## ESTRATTO SCELTO

--- --- ---

Il futuro è il 5G ma l’attuale rete Lte 4G non scomparirà, parola di Qualcomm. Quando sono state lanciate le reti 3G, nel 2002, alcune compagnie telefoniche hanno sfruttato la nuova tecnologia veloce come fattore di differenziazione, saltando a pie’ pari il 2G e la sua versione veloce, l’Edge. La stessa cosa non è successa con il 4G per vari motivi. Tra questi, ha giocato un ruolo importante la scarsità di frequenze che, fino a che non sarà terminato il riordino dell’etere e non verranno anche chiuse le vecchie reti 2G (in parte responsabili per la scarsa autonomia di batteria degli smartphone di ultima generazione) impediscono alle cose di cambiare.
Tuttavia, quando nel 2020-21 lo scenario sarà maturo per il 4G veloce, con più frequenze e tecnologie da un gigabit al secondo di dati, sarà in pista anche la nuova generazione di tecnologie per la telefonia e i dati in mobilità: il 5G. Si presenta quindi un nuovo ingorgo di tecnologie: come verrà gestito questa volta?

--- --- ---

## CONSEGNE SCRITTE
(a) Riporta parola per parola il passo del brano sul 5G compreso tra "Tuttavia, quando nel" e "gestito questa volta?", estremi inclusi.
(b) Trascrivi fedelmente, tra le voci, le righe che vanno da quella contenente "bar xyxy=(41,524,326,547)" a quella contenente "value-tick-label: 40 xyxy=(76,727,92,743)", entrambe comprese, e nient'altro.

--- --- ---

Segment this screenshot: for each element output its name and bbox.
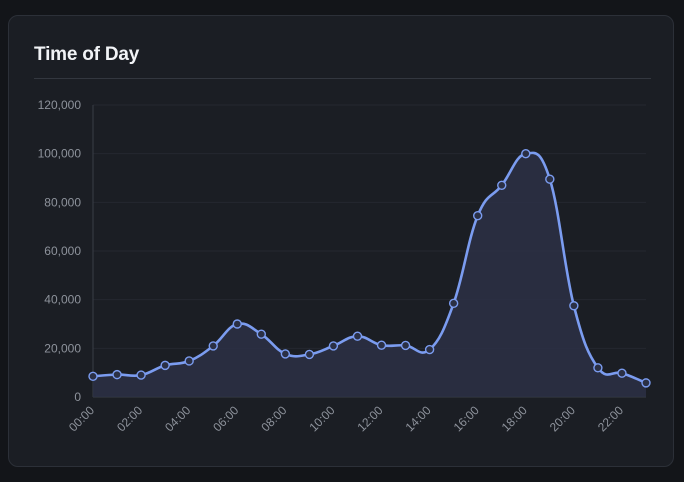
x-tick-label: 14:00 xyxy=(403,403,434,434)
x-tick-label: 02:00 xyxy=(114,403,145,434)
data-point[interactable] xyxy=(328,341,339,351)
data-point[interactable] xyxy=(208,341,218,351)
y-tick-label: 0 xyxy=(74,390,81,404)
y-tick-label: 20,000 xyxy=(44,341,81,355)
data-point[interactable] xyxy=(376,340,387,350)
data-point[interactable] xyxy=(617,368,627,378)
series-area-fill xyxy=(93,152,646,397)
x-tick-label: 06:00 xyxy=(210,403,241,434)
x-tick-label: 04:00 xyxy=(162,403,193,434)
data-point[interactable] xyxy=(497,180,507,191)
data-point[interactable] xyxy=(184,356,194,366)
data-point[interactable] xyxy=(521,148,531,159)
data-point[interactable] xyxy=(424,344,435,355)
data-point[interactable] xyxy=(448,298,459,309)
x-tick-label: 10:00 xyxy=(306,403,337,434)
x-tick-label: 08:00 xyxy=(258,403,289,434)
data-point[interactable] xyxy=(472,211,483,221)
data-point[interactable] xyxy=(304,349,315,360)
data-point[interactable] xyxy=(400,340,411,351)
x-tick-label: 22:00 xyxy=(595,403,626,434)
data-point[interactable] xyxy=(136,370,146,380)
data-point[interactable] xyxy=(641,378,651,388)
data-point[interactable] xyxy=(545,174,555,184)
y-tick-label: 40,000 xyxy=(44,293,81,307)
data-point[interactable] xyxy=(569,301,579,311)
x-tick-label: 12:00 xyxy=(355,403,386,434)
data-point[interactable] xyxy=(593,363,603,373)
data-point[interactable] xyxy=(112,369,122,380)
card-title: Time of Day xyxy=(34,44,140,65)
x-tick-label: 00:00 xyxy=(66,403,97,434)
data-point[interactable] xyxy=(352,331,363,341)
title-divider xyxy=(34,78,651,79)
data-point[interactable] xyxy=(160,360,170,371)
data-point[interactable] xyxy=(88,371,98,382)
y-tick-label: 80,000 xyxy=(44,195,81,209)
x-tick-label: 20:00 xyxy=(547,403,578,434)
y-tick-label: 120,000 xyxy=(38,98,82,112)
data-point[interactable] xyxy=(232,319,242,329)
data-point[interactable] xyxy=(280,349,291,359)
y-tick-label: 100,000 xyxy=(38,147,82,161)
x-tick-label: 18:00 xyxy=(499,403,530,434)
x-tick-label: 16:00 xyxy=(451,403,482,434)
y-tick-label: 60,000 xyxy=(44,244,81,258)
data-point[interactable] xyxy=(256,329,267,339)
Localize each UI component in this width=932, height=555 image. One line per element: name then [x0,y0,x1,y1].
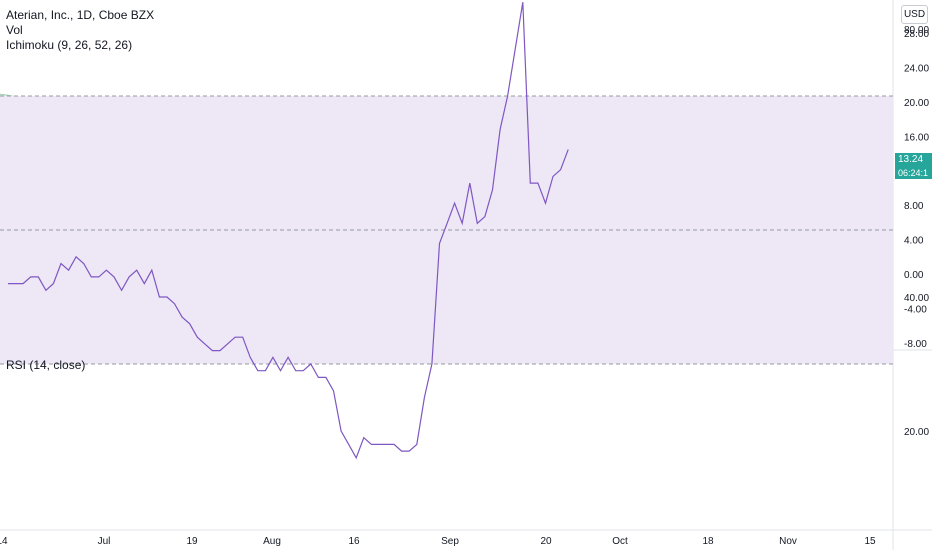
volume-legend[interactable]: Vol [6,23,23,37]
time-axis-tick: Oct [612,536,628,547]
price-axis-tick: 28.00 [904,29,929,40]
last-price-tag: 13.24 [895,153,932,167]
price-axis-tick: 16.00 [904,132,929,143]
price-axis-tick: -4.00 [904,304,927,315]
rsi-line [8,2,569,460]
time-axis-tick: Jul [98,536,111,547]
ichimoku-legend[interactable]: Ichimoku (9, 26, 52, 26) [6,38,133,52]
price-axis-tick: -8.00 [904,339,927,350]
symbol-title[interactable]: Aterian, Inc., 1D, Cboe BZX [6,8,155,22]
time-axis-tick: Nov [779,536,797,547]
time-axis-tick: Aug [263,536,281,547]
price-axis-tick: 8.00 [904,201,924,212]
rsi-legend[interactable]: RSI (14, close) [6,358,86,372]
price-axis-tick: 20.00 [904,98,929,109]
rsi-axis-tick: 20.00 [904,427,929,438]
price-axis-tick: 4.00 [904,236,924,247]
time-axis-tick: 18 [702,536,714,547]
currency-button[interactable]: USD [901,5,928,24]
price-axis-tick: 24.00 [904,64,929,75]
time-axis-tick: 15 [864,536,876,547]
time-axis-tick: 14 [0,536,8,547]
rsi-axis-tick: 80.00 [904,25,929,36]
time-axis-tick: 20 [540,536,552,547]
time-axis-tick: 16 [348,536,360,547]
countdown-tag: 06:24:1 [895,167,932,179]
time-axis-tick: 19 [186,536,198,547]
price-axis-tick: 0.00 [904,270,924,281]
rsi-axis-tick: 40.00 [904,293,929,304]
time-axis-tick: Sep [441,536,459,547]
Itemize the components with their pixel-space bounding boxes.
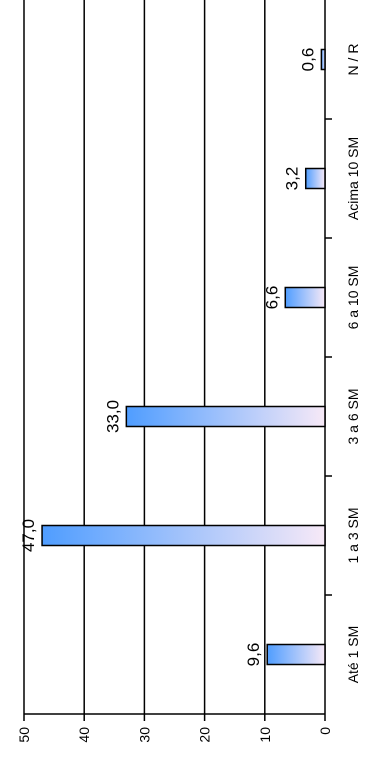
bar xyxy=(41,524,326,547)
value-tick-label: 20 xyxy=(197,727,213,743)
value-tick-label: 50 xyxy=(16,727,32,743)
bar xyxy=(266,643,326,666)
bar xyxy=(304,167,326,190)
value-tick-label: 10 xyxy=(257,727,273,743)
category-label: 3 a 6 SM xyxy=(345,388,361,444)
bar xyxy=(320,48,326,71)
value-tick-label: 40 xyxy=(76,727,92,743)
data-label: 47,0 xyxy=(19,519,38,552)
category-label: 1 a 3 SM xyxy=(345,507,361,563)
data-label: 6,6 xyxy=(262,286,281,310)
data-label: 9,6 xyxy=(244,643,263,667)
data-label: 33,0 xyxy=(103,400,122,433)
bars xyxy=(41,48,326,666)
category-label: Acima 10 SM xyxy=(345,137,361,220)
labels: 0 10 20 30 40 50 9,6 Até 1 SM 47,0 1 a 3 SM 33,0 3 … xyxy=(16,44,361,743)
bar xyxy=(284,286,326,309)
bar xyxy=(125,405,326,428)
grid-lines xyxy=(23,0,266,714)
axes xyxy=(23,0,332,721)
data-label: 0,6 xyxy=(298,48,317,72)
category-label: 6 a 10 SM xyxy=(345,266,361,330)
data-label: 3,2 xyxy=(283,167,302,191)
value-tick-label: 0 xyxy=(317,727,333,735)
category-label: N / R xyxy=(345,44,361,76)
category-label: Até 1 SM xyxy=(345,626,361,684)
value-tick-label: 30 xyxy=(136,727,152,743)
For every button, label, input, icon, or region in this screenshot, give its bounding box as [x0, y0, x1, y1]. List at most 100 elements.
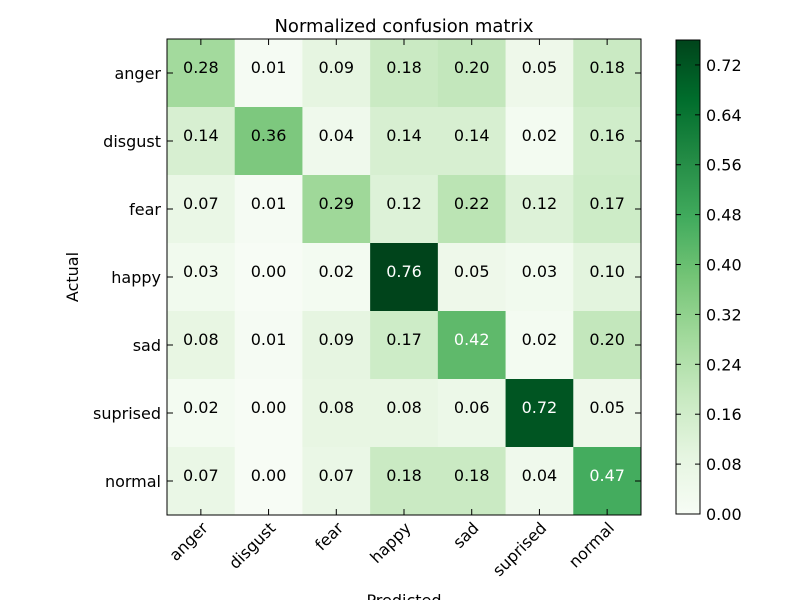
- cell-value-label: 0.47: [589, 466, 625, 485]
- cell-value-label: 0.14: [183, 126, 219, 145]
- x-axis-label: Predicted: [366, 591, 441, 600]
- chart-title: Normalized confusion matrix: [274, 16, 533, 37]
- heatmap-cell: [573, 107, 642, 176]
- heatmap-cell: [437, 39, 507, 108]
- heatmap-cell: [302, 447, 371, 516]
- heatmap-cell: [167, 311, 236, 380]
- heatmap-cells: [167, 39, 642, 516]
- heatmap-cell: [167, 175, 236, 244]
- y-tick-label: suprised: [93, 404, 161, 423]
- x-tick-label: sad: [449, 518, 482, 551]
- heatmap-cell: [234, 447, 303, 516]
- colorbar-tick-label: 0.48: [706, 206, 742, 225]
- heatmap-cell-labels: 0.28 0.01 0.09 0.18 0.20 0.05 0.18 0.14 0.36 0.04…: [183, 58, 625, 485]
- cell-value-label: 0.07: [318, 466, 354, 485]
- heatmap-cell: [234, 107, 303, 176]
- heatmap-cell: [234, 39, 303, 108]
- heatmap-cell: [234, 311, 303, 380]
- heatmap-cell: [302, 311, 371, 380]
- heatmap-cell: [302, 243, 371, 312]
- y-tick-label: anger: [114, 64, 161, 83]
- heatmap-cell: [167, 39, 236, 108]
- x-tick-label: happy: [366, 518, 415, 567]
- cell-value-label: 0.18: [386, 58, 422, 77]
- cell-value-label: 0.08: [386, 398, 422, 417]
- colorbar-tick-label: 0.16: [706, 405, 742, 424]
- heatmap-cell: [505, 39, 574, 108]
- cell-value-label: 0.05: [589, 398, 625, 417]
- cell-value-label: 0.18: [454, 466, 490, 485]
- cell-value-label: 0.08: [318, 398, 354, 417]
- heatmap-cell: [437, 243, 507, 312]
- cell-value-label: 0.17: [589, 194, 625, 213]
- heatmap-cell: [370, 379, 439, 448]
- heatmap-cell: [302, 39, 371, 108]
- y-tick-label: normal: [105, 472, 161, 491]
- cell-value-label: 0.76: [386, 262, 422, 281]
- cell-value-label: 0.20: [454, 58, 490, 77]
- cell-value-label: 0.02: [522, 330, 558, 349]
- heatmap-cell: [370, 175, 439, 244]
- cell-value-label: 0.08: [183, 330, 219, 349]
- y-axis-ticks: anger disgust fear happy sad suprised normal: [93, 64, 641, 491]
- y-tick-label: sad: [133, 336, 161, 355]
- colorbar-tick-label: 0.24: [706, 355, 742, 374]
- cell-value-label: 0.36: [251, 126, 287, 145]
- heatmap-cell: [302, 175, 371, 244]
- cell-value-label: 0.72: [522, 398, 558, 417]
- cell-value-label: 0.14: [454, 126, 490, 145]
- cell-value-label: 0.04: [522, 466, 558, 485]
- cell-value-label: 0.05: [522, 58, 558, 77]
- heatmap-cell: [505, 447, 574, 516]
- colorbar-tick-label: 0.08: [706, 455, 742, 474]
- cell-value-label: 0.05: [454, 262, 490, 281]
- cell-value-label: 0.42: [454, 330, 490, 349]
- cell-value-label: 0.03: [183, 262, 219, 281]
- heatmap-cell: [234, 243, 303, 312]
- heatmap-cell: [573, 447, 642, 516]
- cell-value-label: 0.09: [318, 330, 354, 349]
- heatmap-cell: [573, 243, 642, 312]
- heatmap-cell: [167, 447, 236, 516]
- heatmap-cell: [573, 311, 642, 380]
- heatmap-cell: [437, 311, 507, 380]
- heatmap-cell: [505, 243, 574, 312]
- colorbar: [675, 39, 701, 515]
- cell-value-label: 0.09: [318, 58, 354, 77]
- cell-value-label: 0.14: [386, 126, 422, 145]
- x-tick-label: anger: [165, 518, 212, 565]
- colorbar-tick-label: 0.64: [706, 106, 742, 125]
- cell-value-label: 0.02: [318, 262, 354, 281]
- x-tick-label: suprised: [489, 518, 551, 580]
- x-tick-label: normal: [565, 518, 618, 571]
- cell-value-label: 0.28: [183, 58, 219, 77]
- cell-value-label: 0.03: [522, 262, 558, 281]
- heatmap-cell: [370, 243, 439, 312]
- cell-value-label: 0.00: [251, 466, 287, 485]
- cell-value-label: 0.06: [454, 398, 490, 417]
- cell-value-label: 0.10: [589, 262, 625, 281]
- colorbar-tick-label: 0.32: [706, 305, 742, 324]
- cell-value-label: 0.17: [386, 330, 422, 349]
- heatmap-cell: [370, 107, 439, 176]
- heatmap-cell: [302, 107, 371, 176]
- heatmap-cell: [505, 107, 574, 176]
- cell-value-label: 0.07: [183, 194, 219, 213]
- colorbar-tick-label: 0.40: [706, 256, 742, 275]
- heatmap-cell: [370, 39, 439, 108]
- cell-value-label: 0.18: [386, 466, 422, 485]
- x-tick-label: disgust: [225, 518, 279, 572]
- cell-value-label: 0.04: [318, 126, 354, 145]
- heatmap-cell: [437, 379, 507, 448]
- heatmap-cell: [234, 175, 303, 244]
- y-axis-label: Actual: [63, 252, 82, 302]
- heatmap-cell: [505, 311, 574, 380]
- y-tick-label: disgust: [103, 132, 161, 151]
- cell-value-label: 0.02: [183, 398, 219, 417]
- heatmap-cell: [370, 311, 439, 380]
- heatmap-cell: [505, 379, 574, 448]
- heatmap-cell: [167, 243, 236, 312]
- cell-value-label: 0.01: [251, 58, 287, 77]
- cell-value-label: 0.00: [251, 398, 287, 417]
- cell-value-label: 0.02: [522, 126, 558, 145]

--- --- ---

## RISULTATI DELLE CONSEGNE
(a)
Tuttavia, quando nel 2020-21 lo scenario sarà maturo per il 4G veloce, con più frequenze e tecnologie da un gigabit al secondo di dati, sarà in pista anche la nuova generazione di tecnologie per la telefonia e i dati in mobilità: il 5G. Si presenta quindi un nuovo ingorgo di tecnologie: come verrà gestito questa volta?

(b)
bar xyxy=(41,524,326,547)
value-tick-label: 20 xyxy=(197,727,213,743)
value-tick-label: 50 xyxy=(16,727,32,743)
bar xyxy=(266,643,326,666)
bar xyxy=(304,167,326,190)
value-tick-label: 10 xyxy=(257,727,273,743)
category-label: 3 a 6 SM xyxy=(345,388,361,444)
bar xyxy=(320,48,326,71)
value-tick-label: 40 xyxy=(76,727,92,743)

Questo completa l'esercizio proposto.